_Provided data:_
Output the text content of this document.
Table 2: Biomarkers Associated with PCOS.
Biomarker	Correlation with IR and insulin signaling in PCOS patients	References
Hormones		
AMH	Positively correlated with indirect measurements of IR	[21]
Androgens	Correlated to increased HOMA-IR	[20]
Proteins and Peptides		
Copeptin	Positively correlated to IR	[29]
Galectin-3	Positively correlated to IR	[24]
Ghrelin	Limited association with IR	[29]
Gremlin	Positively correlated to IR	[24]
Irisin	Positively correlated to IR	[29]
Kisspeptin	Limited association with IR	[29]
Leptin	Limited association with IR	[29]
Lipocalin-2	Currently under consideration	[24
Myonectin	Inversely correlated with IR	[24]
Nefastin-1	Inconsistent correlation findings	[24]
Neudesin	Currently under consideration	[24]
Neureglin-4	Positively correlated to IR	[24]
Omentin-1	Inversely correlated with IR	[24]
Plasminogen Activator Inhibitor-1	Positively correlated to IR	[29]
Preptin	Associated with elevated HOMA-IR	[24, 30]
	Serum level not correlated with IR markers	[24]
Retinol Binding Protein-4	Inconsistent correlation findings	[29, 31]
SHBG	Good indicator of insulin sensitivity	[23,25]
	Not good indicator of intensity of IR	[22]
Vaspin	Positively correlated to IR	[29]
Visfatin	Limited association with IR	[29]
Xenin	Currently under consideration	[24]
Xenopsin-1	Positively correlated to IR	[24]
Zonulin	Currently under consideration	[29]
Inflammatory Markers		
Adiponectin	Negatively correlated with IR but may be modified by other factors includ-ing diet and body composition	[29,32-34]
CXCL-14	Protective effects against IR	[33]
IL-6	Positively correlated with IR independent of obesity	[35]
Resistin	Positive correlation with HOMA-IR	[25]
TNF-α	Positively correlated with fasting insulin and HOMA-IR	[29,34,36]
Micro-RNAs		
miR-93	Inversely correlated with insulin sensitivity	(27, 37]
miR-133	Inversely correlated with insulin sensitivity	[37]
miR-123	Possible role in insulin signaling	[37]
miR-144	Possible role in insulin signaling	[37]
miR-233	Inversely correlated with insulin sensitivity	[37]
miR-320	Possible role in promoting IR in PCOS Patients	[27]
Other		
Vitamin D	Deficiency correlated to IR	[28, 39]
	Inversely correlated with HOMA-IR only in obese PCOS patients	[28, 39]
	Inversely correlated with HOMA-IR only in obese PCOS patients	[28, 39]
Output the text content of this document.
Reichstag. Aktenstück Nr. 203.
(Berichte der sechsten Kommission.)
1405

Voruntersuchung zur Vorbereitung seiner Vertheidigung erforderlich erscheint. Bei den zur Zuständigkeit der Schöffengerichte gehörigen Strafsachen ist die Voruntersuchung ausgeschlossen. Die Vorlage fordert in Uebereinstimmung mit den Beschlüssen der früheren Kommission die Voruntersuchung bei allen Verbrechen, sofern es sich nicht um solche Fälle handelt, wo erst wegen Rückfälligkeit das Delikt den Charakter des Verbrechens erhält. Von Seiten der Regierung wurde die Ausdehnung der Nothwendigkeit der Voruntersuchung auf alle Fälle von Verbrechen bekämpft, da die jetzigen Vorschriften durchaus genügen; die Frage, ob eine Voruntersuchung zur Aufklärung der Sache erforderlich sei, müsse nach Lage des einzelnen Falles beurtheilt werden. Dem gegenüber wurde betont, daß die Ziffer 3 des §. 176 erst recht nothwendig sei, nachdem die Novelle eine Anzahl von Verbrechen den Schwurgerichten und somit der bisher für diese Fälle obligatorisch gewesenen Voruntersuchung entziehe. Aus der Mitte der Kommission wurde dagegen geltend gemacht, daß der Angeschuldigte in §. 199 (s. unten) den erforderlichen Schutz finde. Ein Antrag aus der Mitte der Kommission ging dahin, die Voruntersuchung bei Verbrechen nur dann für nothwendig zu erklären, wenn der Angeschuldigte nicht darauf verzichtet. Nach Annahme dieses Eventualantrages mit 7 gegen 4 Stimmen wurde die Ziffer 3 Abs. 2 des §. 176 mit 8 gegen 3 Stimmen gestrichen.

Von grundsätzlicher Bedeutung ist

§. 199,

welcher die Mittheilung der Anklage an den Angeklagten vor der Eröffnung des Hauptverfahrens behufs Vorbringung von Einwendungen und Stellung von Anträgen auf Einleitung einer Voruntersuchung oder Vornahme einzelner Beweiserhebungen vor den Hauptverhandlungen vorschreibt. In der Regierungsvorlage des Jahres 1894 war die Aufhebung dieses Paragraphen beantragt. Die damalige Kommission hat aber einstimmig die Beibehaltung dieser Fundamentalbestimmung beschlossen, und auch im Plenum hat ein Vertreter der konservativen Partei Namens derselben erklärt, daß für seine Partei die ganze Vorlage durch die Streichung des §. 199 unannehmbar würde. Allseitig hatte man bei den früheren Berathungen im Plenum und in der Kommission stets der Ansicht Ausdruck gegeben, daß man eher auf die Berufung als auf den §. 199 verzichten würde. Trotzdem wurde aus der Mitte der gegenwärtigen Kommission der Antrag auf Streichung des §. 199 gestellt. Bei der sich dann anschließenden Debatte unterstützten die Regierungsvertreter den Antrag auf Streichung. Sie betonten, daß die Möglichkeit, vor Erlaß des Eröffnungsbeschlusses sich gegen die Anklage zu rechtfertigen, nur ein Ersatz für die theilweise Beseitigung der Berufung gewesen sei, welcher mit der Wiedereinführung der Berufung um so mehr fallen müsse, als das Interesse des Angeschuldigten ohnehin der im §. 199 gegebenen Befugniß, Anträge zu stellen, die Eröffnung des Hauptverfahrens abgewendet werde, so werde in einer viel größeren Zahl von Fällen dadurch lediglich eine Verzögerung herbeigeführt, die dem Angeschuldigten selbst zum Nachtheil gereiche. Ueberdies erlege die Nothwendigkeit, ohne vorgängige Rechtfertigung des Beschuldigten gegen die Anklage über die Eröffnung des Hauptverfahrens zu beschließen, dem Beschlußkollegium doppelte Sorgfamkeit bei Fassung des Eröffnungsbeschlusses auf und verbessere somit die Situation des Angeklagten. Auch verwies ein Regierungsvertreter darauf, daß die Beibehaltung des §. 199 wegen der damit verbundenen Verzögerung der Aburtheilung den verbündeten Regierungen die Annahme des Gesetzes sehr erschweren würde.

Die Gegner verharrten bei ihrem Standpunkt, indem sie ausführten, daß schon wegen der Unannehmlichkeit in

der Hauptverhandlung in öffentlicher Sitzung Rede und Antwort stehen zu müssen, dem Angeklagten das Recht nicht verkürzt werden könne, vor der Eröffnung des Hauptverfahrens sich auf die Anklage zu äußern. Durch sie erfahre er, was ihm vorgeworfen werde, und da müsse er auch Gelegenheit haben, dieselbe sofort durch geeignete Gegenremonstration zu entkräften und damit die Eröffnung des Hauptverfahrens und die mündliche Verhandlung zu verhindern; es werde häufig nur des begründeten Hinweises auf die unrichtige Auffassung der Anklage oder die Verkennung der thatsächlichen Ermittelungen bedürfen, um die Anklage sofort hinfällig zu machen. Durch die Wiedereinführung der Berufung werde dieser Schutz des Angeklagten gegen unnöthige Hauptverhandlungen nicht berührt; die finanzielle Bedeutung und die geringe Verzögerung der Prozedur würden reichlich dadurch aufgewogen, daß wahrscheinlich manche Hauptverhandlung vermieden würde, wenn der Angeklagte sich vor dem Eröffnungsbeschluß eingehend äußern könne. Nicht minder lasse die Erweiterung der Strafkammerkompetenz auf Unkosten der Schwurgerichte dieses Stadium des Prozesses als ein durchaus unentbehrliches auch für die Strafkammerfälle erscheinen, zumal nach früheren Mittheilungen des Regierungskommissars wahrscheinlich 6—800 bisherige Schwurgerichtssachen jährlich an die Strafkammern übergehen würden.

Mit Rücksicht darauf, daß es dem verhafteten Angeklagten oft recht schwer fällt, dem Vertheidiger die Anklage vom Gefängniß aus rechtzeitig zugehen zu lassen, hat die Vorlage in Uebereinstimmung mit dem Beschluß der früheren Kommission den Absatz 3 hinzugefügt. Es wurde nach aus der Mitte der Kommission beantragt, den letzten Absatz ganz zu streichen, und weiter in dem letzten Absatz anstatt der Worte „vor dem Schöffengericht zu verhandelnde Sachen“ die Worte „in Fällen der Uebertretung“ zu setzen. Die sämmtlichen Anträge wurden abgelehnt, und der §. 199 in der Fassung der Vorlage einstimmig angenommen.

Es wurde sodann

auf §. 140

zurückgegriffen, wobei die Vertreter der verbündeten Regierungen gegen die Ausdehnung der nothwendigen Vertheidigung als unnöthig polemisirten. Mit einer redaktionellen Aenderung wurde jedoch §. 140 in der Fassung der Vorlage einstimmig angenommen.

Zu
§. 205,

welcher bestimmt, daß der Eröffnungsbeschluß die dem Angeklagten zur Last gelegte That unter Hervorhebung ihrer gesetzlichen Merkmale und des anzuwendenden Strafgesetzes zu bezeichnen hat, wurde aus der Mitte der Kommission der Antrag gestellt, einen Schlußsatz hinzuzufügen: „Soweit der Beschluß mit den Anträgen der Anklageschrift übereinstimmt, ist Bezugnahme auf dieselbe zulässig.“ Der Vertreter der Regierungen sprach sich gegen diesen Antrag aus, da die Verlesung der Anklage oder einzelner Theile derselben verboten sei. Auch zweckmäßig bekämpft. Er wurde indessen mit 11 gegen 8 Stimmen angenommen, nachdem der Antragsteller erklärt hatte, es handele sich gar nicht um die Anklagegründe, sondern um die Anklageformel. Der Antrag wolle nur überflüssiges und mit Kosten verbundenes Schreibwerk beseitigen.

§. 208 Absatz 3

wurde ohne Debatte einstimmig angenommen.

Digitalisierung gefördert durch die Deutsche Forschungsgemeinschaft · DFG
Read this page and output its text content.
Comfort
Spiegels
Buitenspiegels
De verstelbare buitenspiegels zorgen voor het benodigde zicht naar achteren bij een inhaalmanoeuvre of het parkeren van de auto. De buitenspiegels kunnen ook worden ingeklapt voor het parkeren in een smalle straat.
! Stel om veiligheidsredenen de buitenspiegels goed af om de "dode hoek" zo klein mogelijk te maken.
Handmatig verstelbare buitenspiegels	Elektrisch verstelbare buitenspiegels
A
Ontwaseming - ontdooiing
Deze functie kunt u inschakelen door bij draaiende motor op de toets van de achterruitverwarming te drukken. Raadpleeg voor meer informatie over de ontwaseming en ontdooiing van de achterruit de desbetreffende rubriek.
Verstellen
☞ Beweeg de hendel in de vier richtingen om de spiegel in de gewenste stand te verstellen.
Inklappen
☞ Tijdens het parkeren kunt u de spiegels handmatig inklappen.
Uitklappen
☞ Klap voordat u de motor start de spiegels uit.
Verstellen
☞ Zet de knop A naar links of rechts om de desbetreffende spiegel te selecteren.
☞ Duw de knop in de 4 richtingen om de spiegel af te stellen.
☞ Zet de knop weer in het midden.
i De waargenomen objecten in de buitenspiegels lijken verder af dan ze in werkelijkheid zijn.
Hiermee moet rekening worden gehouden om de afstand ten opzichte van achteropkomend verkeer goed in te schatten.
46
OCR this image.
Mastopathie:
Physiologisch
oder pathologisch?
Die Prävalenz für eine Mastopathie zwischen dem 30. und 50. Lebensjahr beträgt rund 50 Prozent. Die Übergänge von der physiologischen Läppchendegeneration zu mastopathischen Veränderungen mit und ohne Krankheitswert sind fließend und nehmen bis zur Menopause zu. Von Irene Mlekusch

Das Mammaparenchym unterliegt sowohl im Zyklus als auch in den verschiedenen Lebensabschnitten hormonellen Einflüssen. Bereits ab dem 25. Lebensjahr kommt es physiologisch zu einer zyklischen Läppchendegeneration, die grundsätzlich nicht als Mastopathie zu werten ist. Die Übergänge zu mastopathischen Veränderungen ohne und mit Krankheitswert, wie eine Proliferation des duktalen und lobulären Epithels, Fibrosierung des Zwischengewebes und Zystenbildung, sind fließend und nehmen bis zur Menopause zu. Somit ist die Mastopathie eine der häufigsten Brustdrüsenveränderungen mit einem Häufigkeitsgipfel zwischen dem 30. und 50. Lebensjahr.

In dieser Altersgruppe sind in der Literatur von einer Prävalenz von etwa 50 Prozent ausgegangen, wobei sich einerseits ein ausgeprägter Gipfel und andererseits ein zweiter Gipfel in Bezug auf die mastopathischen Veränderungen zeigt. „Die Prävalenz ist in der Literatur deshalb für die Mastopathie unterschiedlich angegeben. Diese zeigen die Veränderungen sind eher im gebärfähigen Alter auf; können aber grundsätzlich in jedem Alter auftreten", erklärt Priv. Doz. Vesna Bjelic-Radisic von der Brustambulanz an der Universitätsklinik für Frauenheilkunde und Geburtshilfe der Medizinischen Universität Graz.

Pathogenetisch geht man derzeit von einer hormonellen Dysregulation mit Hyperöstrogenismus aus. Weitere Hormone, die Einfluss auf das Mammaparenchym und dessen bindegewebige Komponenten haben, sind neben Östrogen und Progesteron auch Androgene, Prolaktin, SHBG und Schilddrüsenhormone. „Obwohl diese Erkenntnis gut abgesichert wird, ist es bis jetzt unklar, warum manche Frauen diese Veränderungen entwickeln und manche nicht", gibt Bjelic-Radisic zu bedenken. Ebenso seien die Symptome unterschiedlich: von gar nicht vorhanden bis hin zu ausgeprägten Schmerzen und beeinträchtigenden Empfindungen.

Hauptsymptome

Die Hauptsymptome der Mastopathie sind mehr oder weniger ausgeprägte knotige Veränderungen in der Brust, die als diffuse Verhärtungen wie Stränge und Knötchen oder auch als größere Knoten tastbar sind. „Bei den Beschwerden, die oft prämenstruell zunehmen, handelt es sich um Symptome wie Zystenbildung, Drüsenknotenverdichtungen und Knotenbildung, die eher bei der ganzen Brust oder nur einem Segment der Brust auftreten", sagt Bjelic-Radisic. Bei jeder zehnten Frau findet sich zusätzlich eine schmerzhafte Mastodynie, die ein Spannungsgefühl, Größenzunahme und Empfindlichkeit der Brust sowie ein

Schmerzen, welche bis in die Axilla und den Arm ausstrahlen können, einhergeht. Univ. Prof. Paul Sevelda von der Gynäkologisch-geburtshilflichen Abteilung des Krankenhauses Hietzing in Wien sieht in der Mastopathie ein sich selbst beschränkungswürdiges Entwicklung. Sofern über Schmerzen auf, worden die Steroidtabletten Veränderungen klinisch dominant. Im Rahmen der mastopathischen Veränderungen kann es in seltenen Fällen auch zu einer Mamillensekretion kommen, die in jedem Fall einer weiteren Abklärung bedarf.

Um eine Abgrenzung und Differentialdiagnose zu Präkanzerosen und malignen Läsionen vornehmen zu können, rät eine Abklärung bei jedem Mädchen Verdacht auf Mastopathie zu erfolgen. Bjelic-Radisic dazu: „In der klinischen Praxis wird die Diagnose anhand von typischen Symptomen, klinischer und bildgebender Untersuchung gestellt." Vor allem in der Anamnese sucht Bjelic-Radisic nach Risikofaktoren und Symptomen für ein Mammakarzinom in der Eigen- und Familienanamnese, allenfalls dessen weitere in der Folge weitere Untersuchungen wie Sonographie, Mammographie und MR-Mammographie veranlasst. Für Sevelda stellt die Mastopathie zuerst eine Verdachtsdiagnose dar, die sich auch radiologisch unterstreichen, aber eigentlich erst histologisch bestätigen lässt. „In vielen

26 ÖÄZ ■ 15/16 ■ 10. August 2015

_Requirement:_
The response must give every line from the material above that holds the string "einem".

_Exercise output:_
Das Mammaparenchym unterliegt sowohl im Zyklus als auch in den verschiedenen Lebensabschnitten hormonellen Einflüssen. Bereits ab dem 25. Lebensjahr kommt es physiologisch zu einer zyklischen Läppchendegeneration, die grundsätzlich nicht als Mastopathie zu werten ist. Die Übergänge zu mastopathischen Veränderungen ohne und mit Krankheitswert, wie eine Proliferation des duktalen und lobulären Epithels, Fibrosierung des Zwischengewebes und Zystenbildung, sind fließend und nehmen bis zur Menopause zu. Somit ist die Mastopathie eine der häufigsten Brustdrüsenveränderungen mit einem Häufigkeitsgipfel zwischen dem 30. und 50. Lebensjahr.
Die Hauptsymptome der Mastopathie sind mehr oder weniger ausgeprägte knotige Veränderungen in der Brust, die als diffuse Verhärtungen wie Stränge und Knötchen oder auch als größere Knoten tastbar sind. „Bei den Beschwerden, die oft prämenstruell zunehmen, handelt es sich um Symptome wie Zystenbildung, Drüsenknotenverdichtungen und Knotenbildung, die eher bei der ganzen Brust oder nur einem Segment der Brust auftreten", sagt Bjelic-Radisic. Bei jeder zehnten Frau findet sich zusätzlich eine schmerzhafte Mastodynie, die ein Spannungsgefühl, Größenzunahme und Empfindlichkeit der Brust sowie ein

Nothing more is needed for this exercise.